Recorded data:

######

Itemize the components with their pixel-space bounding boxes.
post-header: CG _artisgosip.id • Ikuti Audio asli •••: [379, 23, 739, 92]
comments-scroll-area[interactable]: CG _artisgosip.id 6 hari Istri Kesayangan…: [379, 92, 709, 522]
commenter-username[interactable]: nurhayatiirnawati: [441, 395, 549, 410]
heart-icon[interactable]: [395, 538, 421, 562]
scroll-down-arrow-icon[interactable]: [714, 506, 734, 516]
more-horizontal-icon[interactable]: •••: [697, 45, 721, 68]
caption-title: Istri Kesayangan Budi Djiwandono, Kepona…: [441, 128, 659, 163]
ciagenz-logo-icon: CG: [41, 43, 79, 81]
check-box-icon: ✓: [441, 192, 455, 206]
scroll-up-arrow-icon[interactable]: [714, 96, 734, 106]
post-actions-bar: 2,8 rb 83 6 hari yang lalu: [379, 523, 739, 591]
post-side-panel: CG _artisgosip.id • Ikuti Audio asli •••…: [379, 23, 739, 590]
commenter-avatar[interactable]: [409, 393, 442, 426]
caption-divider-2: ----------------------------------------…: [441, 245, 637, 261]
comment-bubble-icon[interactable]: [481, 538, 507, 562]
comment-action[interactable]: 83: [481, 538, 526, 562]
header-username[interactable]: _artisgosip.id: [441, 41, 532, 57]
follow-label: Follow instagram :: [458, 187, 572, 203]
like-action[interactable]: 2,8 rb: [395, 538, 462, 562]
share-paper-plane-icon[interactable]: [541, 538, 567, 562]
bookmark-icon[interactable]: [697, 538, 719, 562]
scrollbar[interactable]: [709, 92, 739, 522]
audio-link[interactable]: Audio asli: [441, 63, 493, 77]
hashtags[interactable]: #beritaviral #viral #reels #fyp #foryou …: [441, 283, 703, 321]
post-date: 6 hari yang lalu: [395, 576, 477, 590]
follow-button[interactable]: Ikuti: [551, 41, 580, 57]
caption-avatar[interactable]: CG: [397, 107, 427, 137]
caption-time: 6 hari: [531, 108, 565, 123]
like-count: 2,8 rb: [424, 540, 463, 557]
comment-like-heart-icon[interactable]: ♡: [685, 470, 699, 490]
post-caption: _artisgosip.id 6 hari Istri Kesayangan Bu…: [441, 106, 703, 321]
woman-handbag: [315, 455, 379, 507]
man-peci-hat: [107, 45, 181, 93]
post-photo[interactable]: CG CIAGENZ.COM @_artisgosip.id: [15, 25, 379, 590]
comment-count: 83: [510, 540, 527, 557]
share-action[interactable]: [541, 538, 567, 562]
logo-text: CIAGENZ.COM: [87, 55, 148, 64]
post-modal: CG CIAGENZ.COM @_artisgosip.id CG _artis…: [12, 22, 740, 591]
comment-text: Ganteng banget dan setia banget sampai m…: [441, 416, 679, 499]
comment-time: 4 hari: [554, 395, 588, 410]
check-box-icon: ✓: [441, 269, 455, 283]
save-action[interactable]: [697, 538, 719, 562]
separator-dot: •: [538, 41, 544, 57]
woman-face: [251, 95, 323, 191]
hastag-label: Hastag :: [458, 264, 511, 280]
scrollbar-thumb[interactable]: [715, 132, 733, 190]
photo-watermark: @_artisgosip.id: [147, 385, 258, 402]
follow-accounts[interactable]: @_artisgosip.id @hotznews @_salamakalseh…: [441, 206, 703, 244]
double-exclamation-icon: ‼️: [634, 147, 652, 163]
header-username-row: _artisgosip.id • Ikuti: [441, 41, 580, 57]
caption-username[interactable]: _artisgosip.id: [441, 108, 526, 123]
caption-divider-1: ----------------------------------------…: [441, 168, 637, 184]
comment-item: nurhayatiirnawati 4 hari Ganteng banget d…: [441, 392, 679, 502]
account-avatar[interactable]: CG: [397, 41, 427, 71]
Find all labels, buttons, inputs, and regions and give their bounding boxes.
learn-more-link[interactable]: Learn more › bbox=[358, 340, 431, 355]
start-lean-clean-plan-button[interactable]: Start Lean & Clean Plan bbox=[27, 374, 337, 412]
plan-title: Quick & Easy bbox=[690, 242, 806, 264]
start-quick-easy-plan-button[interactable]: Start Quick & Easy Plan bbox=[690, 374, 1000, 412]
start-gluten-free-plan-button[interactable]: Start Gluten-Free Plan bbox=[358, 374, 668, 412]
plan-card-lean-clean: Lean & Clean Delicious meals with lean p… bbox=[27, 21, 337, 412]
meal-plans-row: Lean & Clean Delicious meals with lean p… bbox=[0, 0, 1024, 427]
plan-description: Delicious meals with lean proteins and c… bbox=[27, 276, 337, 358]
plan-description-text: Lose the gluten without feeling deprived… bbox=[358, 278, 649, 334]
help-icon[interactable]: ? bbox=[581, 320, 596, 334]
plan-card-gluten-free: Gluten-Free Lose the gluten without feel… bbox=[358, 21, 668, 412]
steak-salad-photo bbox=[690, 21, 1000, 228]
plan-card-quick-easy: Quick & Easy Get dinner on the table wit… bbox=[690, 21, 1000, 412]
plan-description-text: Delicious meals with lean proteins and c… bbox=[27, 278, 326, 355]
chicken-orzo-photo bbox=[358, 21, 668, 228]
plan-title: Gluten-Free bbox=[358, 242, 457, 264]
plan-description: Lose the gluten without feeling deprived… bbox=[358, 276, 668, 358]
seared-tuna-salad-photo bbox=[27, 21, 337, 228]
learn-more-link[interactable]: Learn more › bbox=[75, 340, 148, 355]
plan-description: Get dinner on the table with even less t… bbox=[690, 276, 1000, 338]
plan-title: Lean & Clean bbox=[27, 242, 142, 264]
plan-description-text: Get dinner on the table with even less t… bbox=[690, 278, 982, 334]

######

→ TASK DESCRIPTION:
Scan the entries above for the word "deprived", then copy every line in which it occurs.

→ SOLUTION BELOW:
plan-description-text: Lose the gluten without feeling deprived… bbox=[358, 278, 649, 334]
plan-description: Lose the gluten without feeling deprived… bbox=[358, 276, 668, 358]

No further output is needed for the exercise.